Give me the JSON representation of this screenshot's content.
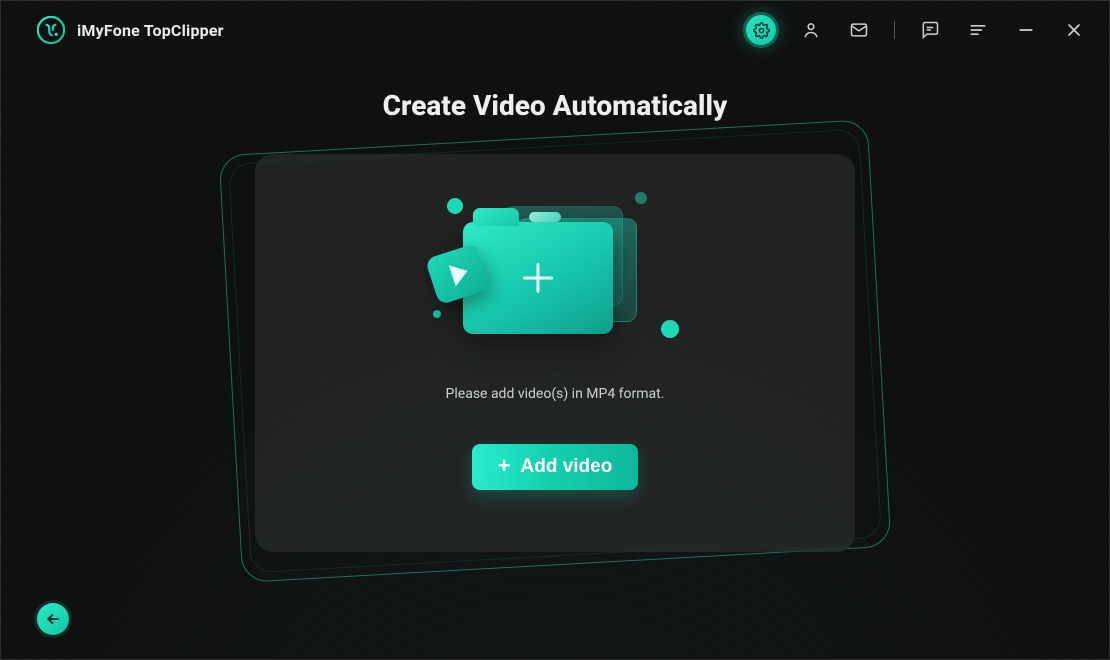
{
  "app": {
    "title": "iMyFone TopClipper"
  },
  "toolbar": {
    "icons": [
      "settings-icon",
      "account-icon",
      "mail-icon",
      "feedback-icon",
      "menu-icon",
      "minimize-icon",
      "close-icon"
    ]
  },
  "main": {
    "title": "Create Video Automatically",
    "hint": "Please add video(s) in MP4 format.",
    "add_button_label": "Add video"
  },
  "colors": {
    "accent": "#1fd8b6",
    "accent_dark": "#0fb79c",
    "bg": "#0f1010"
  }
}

+ + + + +

● TO DO:
Each line holding "title" must be found and copied.

● ANSWER TO THE PROBLEM:
    "title": "iMyFone TopClipper"
    "title": "Create Video Automatically",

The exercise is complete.